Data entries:
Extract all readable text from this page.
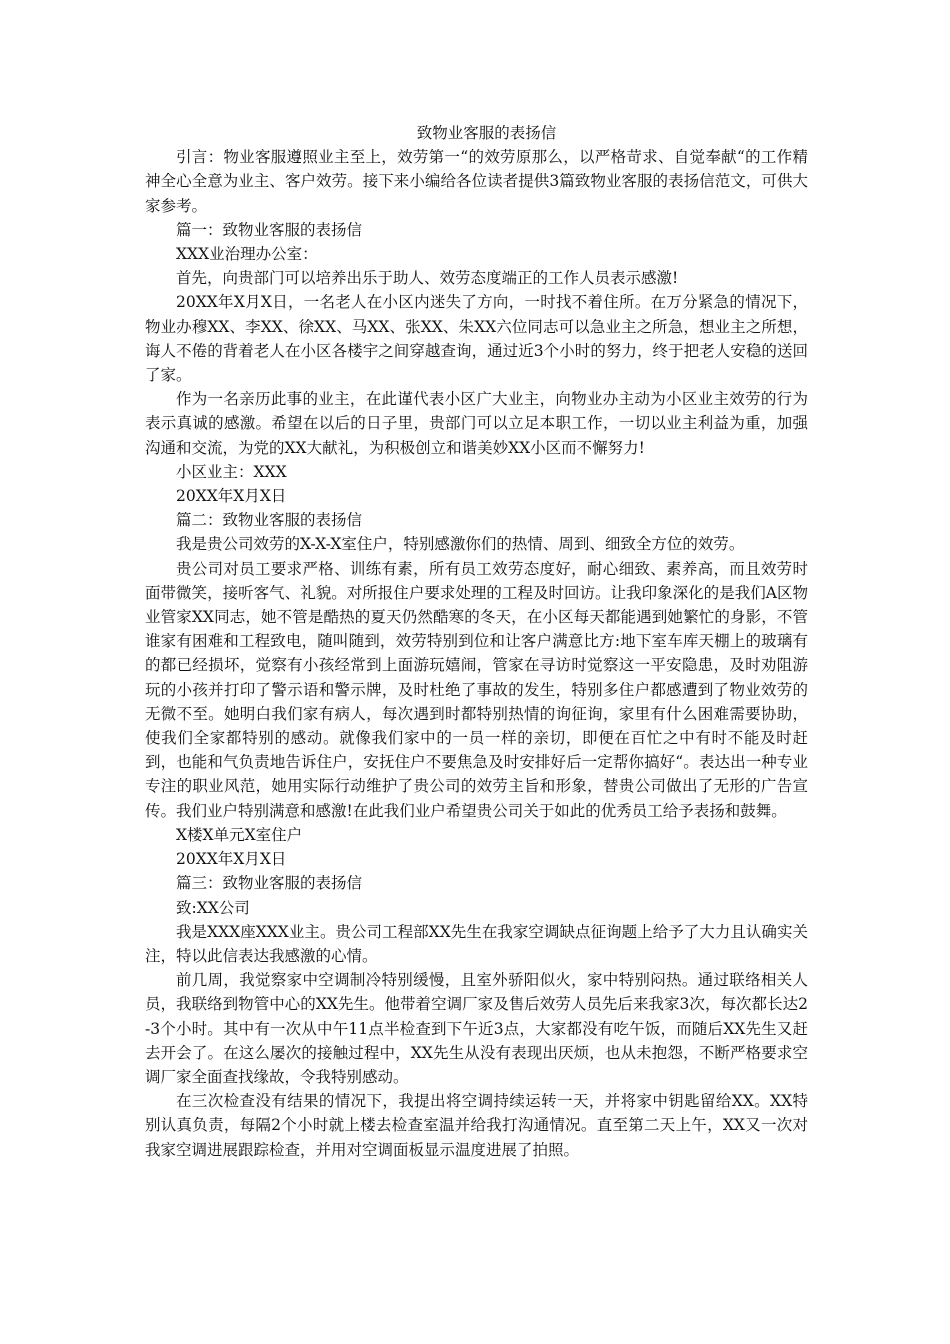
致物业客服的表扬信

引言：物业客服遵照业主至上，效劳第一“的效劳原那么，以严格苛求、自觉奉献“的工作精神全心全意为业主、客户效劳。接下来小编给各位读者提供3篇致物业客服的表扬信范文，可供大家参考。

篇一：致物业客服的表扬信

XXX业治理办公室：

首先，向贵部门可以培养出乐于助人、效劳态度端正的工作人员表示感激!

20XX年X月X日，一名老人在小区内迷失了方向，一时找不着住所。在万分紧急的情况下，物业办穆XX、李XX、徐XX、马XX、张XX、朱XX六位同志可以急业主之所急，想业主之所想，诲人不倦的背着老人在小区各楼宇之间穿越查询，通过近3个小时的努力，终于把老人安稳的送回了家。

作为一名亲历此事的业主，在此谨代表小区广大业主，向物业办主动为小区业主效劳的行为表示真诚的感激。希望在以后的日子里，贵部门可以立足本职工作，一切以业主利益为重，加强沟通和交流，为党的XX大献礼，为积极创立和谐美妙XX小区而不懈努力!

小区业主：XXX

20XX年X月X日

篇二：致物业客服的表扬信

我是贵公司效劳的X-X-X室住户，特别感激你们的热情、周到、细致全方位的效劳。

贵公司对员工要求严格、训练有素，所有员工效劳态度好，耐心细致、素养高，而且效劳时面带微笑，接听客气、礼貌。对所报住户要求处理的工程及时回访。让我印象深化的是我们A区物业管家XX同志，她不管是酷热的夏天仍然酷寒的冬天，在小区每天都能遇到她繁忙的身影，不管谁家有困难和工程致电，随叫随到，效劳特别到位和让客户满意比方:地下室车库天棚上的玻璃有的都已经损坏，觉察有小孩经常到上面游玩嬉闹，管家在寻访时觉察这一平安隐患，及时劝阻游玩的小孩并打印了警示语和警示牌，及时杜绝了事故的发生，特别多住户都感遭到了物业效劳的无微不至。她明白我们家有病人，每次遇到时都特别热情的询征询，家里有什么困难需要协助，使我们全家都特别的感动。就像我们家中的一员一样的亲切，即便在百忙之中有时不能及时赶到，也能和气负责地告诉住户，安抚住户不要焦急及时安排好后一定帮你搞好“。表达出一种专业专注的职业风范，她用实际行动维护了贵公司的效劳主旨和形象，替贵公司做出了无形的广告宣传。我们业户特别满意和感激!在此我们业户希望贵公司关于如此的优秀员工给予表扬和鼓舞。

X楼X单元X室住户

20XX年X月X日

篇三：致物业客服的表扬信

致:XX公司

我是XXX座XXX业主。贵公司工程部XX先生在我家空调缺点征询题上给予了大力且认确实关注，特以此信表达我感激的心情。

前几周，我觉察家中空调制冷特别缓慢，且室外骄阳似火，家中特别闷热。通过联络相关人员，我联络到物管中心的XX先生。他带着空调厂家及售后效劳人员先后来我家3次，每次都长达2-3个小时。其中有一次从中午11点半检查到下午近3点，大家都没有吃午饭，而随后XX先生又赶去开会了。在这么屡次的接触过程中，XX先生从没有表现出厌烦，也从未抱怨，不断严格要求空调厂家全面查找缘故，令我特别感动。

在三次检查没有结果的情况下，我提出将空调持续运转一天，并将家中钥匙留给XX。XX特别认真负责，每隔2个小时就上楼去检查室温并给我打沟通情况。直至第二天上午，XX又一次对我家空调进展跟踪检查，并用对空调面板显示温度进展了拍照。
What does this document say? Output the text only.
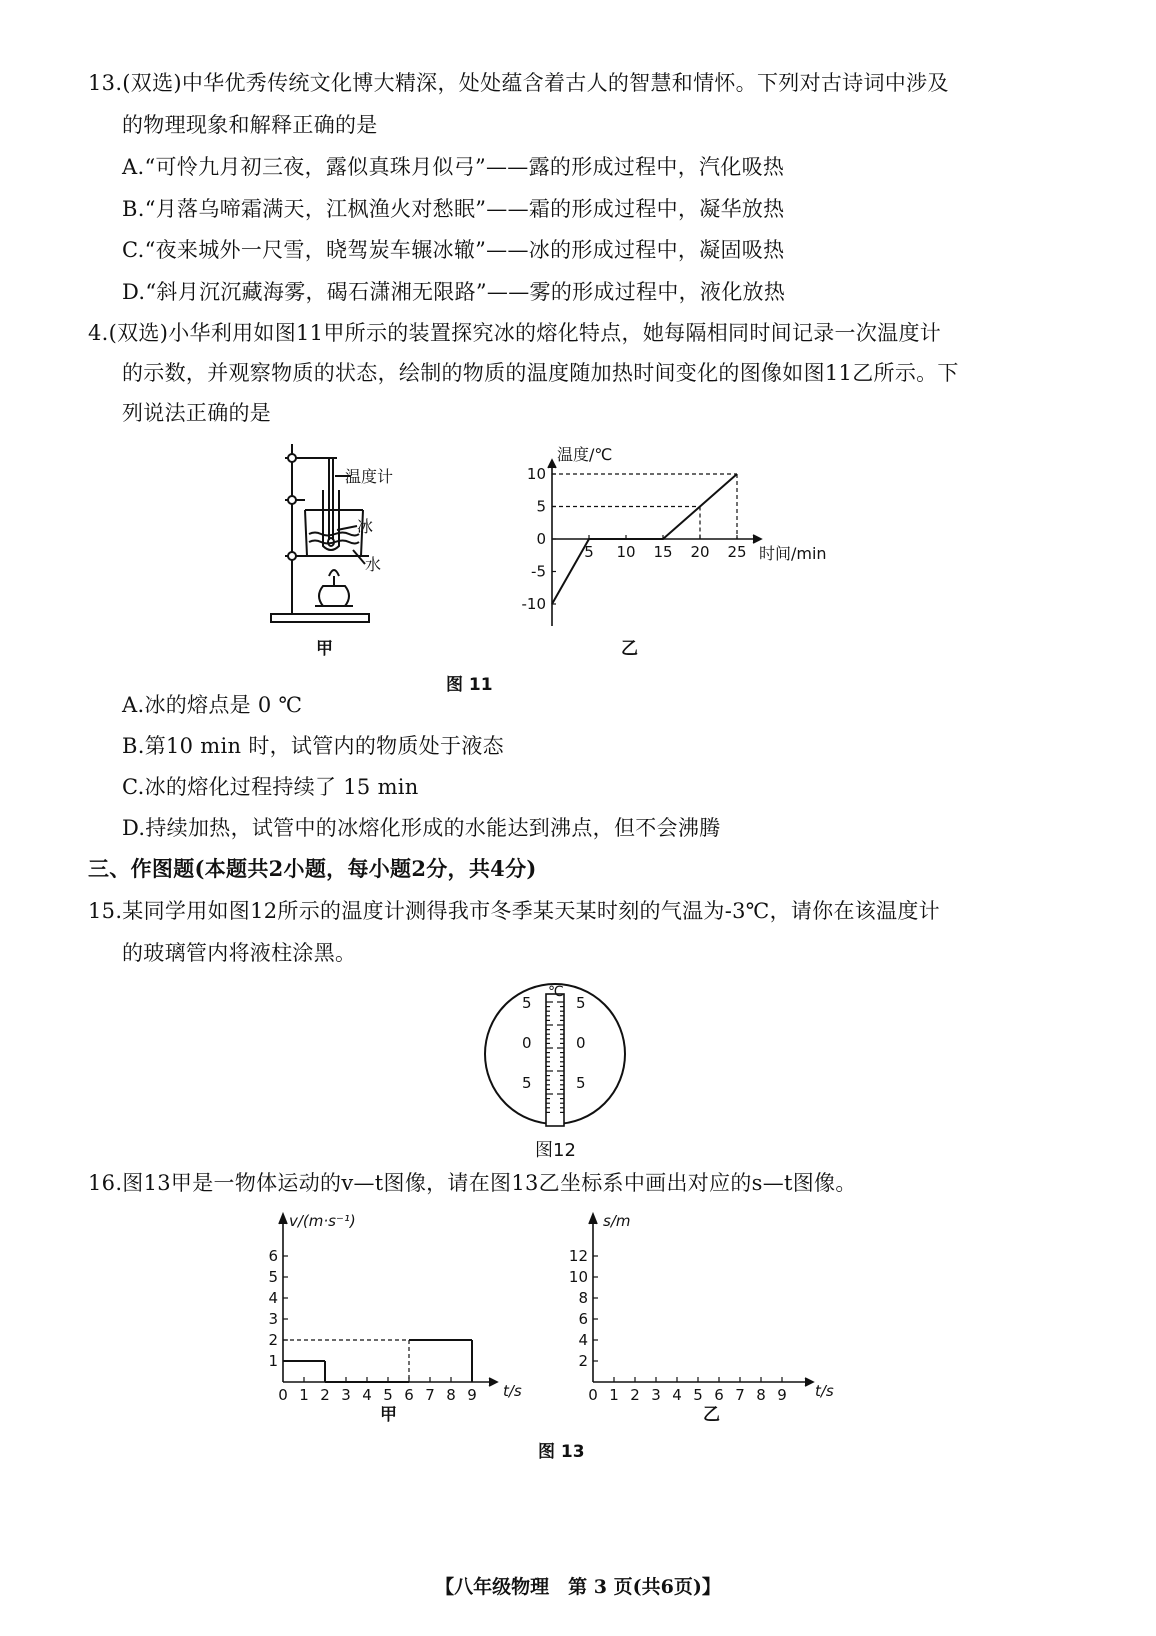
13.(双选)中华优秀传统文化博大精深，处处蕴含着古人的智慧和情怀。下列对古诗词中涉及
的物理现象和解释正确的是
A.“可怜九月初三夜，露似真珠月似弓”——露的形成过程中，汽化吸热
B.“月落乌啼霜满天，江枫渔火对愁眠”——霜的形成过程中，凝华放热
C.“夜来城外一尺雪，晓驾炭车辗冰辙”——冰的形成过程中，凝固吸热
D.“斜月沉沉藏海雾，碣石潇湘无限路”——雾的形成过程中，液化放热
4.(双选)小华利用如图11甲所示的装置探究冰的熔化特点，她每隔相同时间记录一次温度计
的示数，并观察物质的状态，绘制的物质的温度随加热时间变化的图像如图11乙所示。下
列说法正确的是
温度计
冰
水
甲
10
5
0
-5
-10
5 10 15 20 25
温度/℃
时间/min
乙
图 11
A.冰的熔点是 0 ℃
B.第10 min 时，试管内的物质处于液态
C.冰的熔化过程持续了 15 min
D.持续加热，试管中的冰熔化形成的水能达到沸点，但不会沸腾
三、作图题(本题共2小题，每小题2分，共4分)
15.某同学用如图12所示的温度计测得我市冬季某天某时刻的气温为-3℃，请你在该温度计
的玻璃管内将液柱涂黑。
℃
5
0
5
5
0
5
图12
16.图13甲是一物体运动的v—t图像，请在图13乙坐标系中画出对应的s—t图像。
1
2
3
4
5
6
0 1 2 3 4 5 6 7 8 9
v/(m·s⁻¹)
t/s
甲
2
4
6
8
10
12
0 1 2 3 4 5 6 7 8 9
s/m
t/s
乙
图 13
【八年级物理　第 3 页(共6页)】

* _Short problem_
Copy, without the pictures, exactly the lines from the line with "What does this" through the end of the material above, both ends included.

* _Task result_
What does this document say? Output the text only.
13.(双选)中华优秀传统文化博大精深，处处蕴含着古人的智慧和情怀。下列对古诗词中涉及
的物理现象和解释正确的是
A.“可怜九月初三夜，露似真珠月似弓”——露的形成过程中，汽化吸热
B.“月落乌啼霜满天，江枫渔火对愁眠”——霜的形成过程中，凝华放热
C.“夜来城外一尺雪，晓驾炭车辗冰辙”——冰的形成过程中，凝固吸热
D.“斜月沉沉藏海雾，碣石潇湘无限路”——雾的形成过程中，液化放热
4.(双选)小华利用如图11甲所示的装置探究冰的熔化特点，她每隔相同时间记录一次温度计
的示数，并观察物质的状态，绘制的物质的温度随加热时间变化的图像如图11乙所示。下
列说法正确的是
温度计
冰
水
甲
10
5
0
-5
-10
5 10 15 20 25
温度/℃
时间/min
乙
图 11
A.冰的熔点是 0 ℃
B.第10 min 时，试管内的物质处于液态
C.冰的熔化过程持续了 15 min
D.持续加热，试管中的冰熔化形成的水能达到沸点，但不会沸腾
三、作图题(本题共2小题，每小题2分，共4分)
15.某同学用如图12所示的温度计测得我市冬季某天某时刻的气温为-3℃，请你在该温度计
的玻璃管内将液柱涂黑。
℃
5
0
5
5
0
5
图12
16.图13甲是一物体运动的v—t图像，请在图13乙坐标系中画出对应的s—t图像。
1
2
3
4
5
6
0 1 2 3 4 5 6 7 8 9
v/(m·s⁻¹)
t/s
甲
2
4
6
8
10
12
0 1 2 3 4 5 6 7 8 9
s/m
t/s
乙
图 13
【八年级物理　第 3 页(共6页)】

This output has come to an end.